--- Brief ---
Without changing a word, repeat the data, and include no pictures.
========
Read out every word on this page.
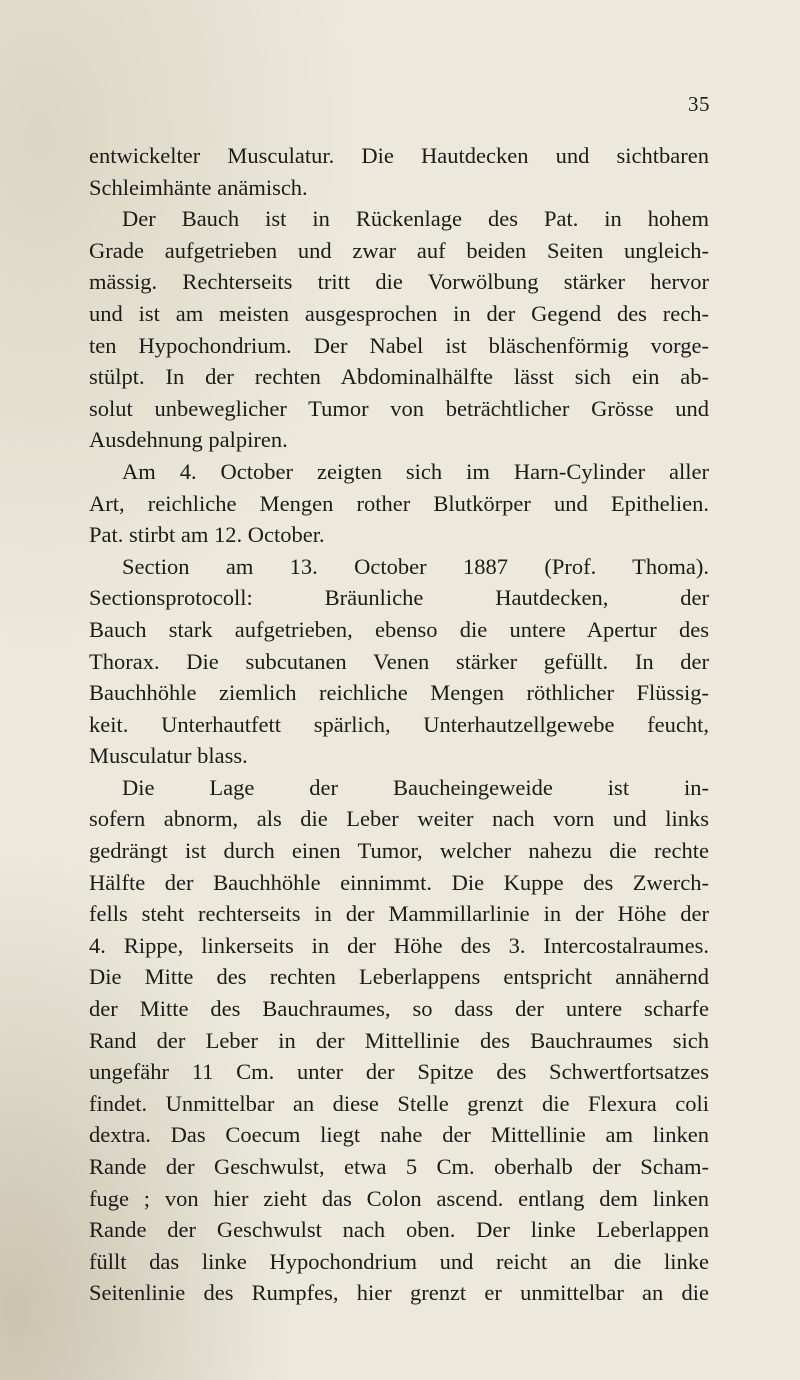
35
entwickelter Musculatur. Die Hautdecken und sichtbaren
Schleimhänte anämisch.
Der Bauch ist in Rückenlage des Pat. in hohem
Grade aufgetrieben und zwar auf beiden Seiten ungleich-
mässig. Rechterseits tritt die Vorwölbung stärker hervor
und ist am meisten ausgesprochen in der Gegend des rech-
ten Hypochondrium. Der Nabel ist bläschenförmig vorge-
stülpt. In der rechten Abdominalhälfte lässt sich ein ab-
solut unbeweglicher Tumor von beträchtlicher Grösse und
Ausdehnung palpiren.
Am 4. October zeigten sich im Harn-Cylinder aller
Art, reichliche Mengen rother Blutkörper und Epithelien.
Pat. stirbt am 12. October.
Section am 13. October 1887 (Prof. Thoma).
Sectionsprotocoll: Bräunliche Hautdecken, der
Bauch stark aufgetrieben, ebenso die untere Apertur des
Thorax. Die subcutanen Venen stärker gefüllt. In der
Bauchhöhle ziemlich reichliche Mengen röthlicher Flüssig-
keit. Unterhautfett spärlich, Unterhautzellgewebe feucht,
Musculatur blass.
Die Lage der Baucheingeweide ist in-
sofern abnorm, als die Leber weiter nach vorn und links
gedrängt ist durch einen Tumor, welcher nahezu die rechte
Hälfte der Bauchhöhle einnimmt. Die Kuppe des Zwerch-
fells steht rechterseits in der Mammillarlinie in der Höhe der
4. Rippe, linkerseits in der Höhe des 3. Intercostalraumes.
Die Mitte des rechten Leberlappens entspricht annähernd
der Mitte des Bauchraumes, so dass der untere scharfe
Rand der Leber in der Mittellinie des Bauchraumes sich
ungefähr 11 Cm. unter der Spitze des Schwertfortsatzes
findet. Unmittelbar an diese Stelle grenzt die Flexura coli
dextra. Das Coecum liegt nahe der Mittellinie am linken
Rande der Geschwulst, etwa 5 Cm. oberhalb der Scham-
fuge ; von hier zieht das Colon ascend. entlang dem linken
Rande der Geschwulst nach oben. Der linke Leberlappen
füllt das linke Hypochondrium und reicht an die linke
Seitenlinie des Rumpfes, hier grenzt er unmittelbar an die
========
--- Written solution ---
Read out every word on this page.
35
entwickelter Musculatur. Die Hautdecken und sichtbaren
Schleimhänte anämisch.
Der Bauch ist in Rückenlage des Pat. in hohem
Grade aufgetrieben und zwar auf beiden Seiten ungleich-
mässig. Rechterseits tritt die Vorwölbung stärker hervor
und ist am meisten ausgesprochen in der Gegend des rech-
ten Hypochondrium. Der Nabel ist bläschenförmig vorge-
stülpt. In der rechten Abdominalhälfte lässt sich ein ab-
solut unbeweglicher Tumor von beträchtlicher Grösse und
Ausdehnung palpiren.
Am 4. October zeigten sich im Harn-Cylinder aller
Art, reichliche Mengen rother Blutkörper und Epithelien.
Pat. stirbt am 12. October.
Section am 13. October 1887 (Prof. Thoma).
Sectionsprotocoll: Bräunliche Hautdecken, der
Bauch stark aufgetrieben, ebenso die untere Apertur des
Thorax. Die subcutanen Venen stärker gefüllt. In der
Bauchhöhle ziemlich reichliche Mengen röthlicher Flüssig-
keit. Unterhautfett spärlich, Unterhautzellgewebe feucht,
Musculatur blass.
Die Lage der Baucheingeweide ist in-
sofern abnorm, als die Leber weiter nach vorn und links
gedrängt ist durch einen Tumor, welcher nahezu die rechte
Hälfte der Bauchhöhle einnimmt. Die Kuppe des Zwerch-
fells steht rechterseits in der Mammillarlinie in der Höhe der
4. Rippe, linkerseits in der Höhe des 3. Intercostalraumes.
Die Mitte des rechten Leberlappens entspricht annähernd
der Mitte des Bauchraumes, so dass der untere scharfe
Rand der Leber in der Mittellinie des Bauchraumes sich
ungefähr 11 Cm. unter der Spitze des Schwertfortsatzes
findet. Unmittelbar an diese Stelle grenzt die Flexura coli
dextra. Das Coecum liegt nahe der Mittellinie am linken
Rande der Geschwulst, etwa 5 Cm. oberhalb der Scham-
fuge ; von hier zieht das Colon ascend. entlang dem linken
Rande der Geschwulst nach oben. Der linke Leberlappen
füllt das linke Hypochondrium und reicht an die linke
Seitenlinie des Rumpfes, hier grenzt er unmittelbar an die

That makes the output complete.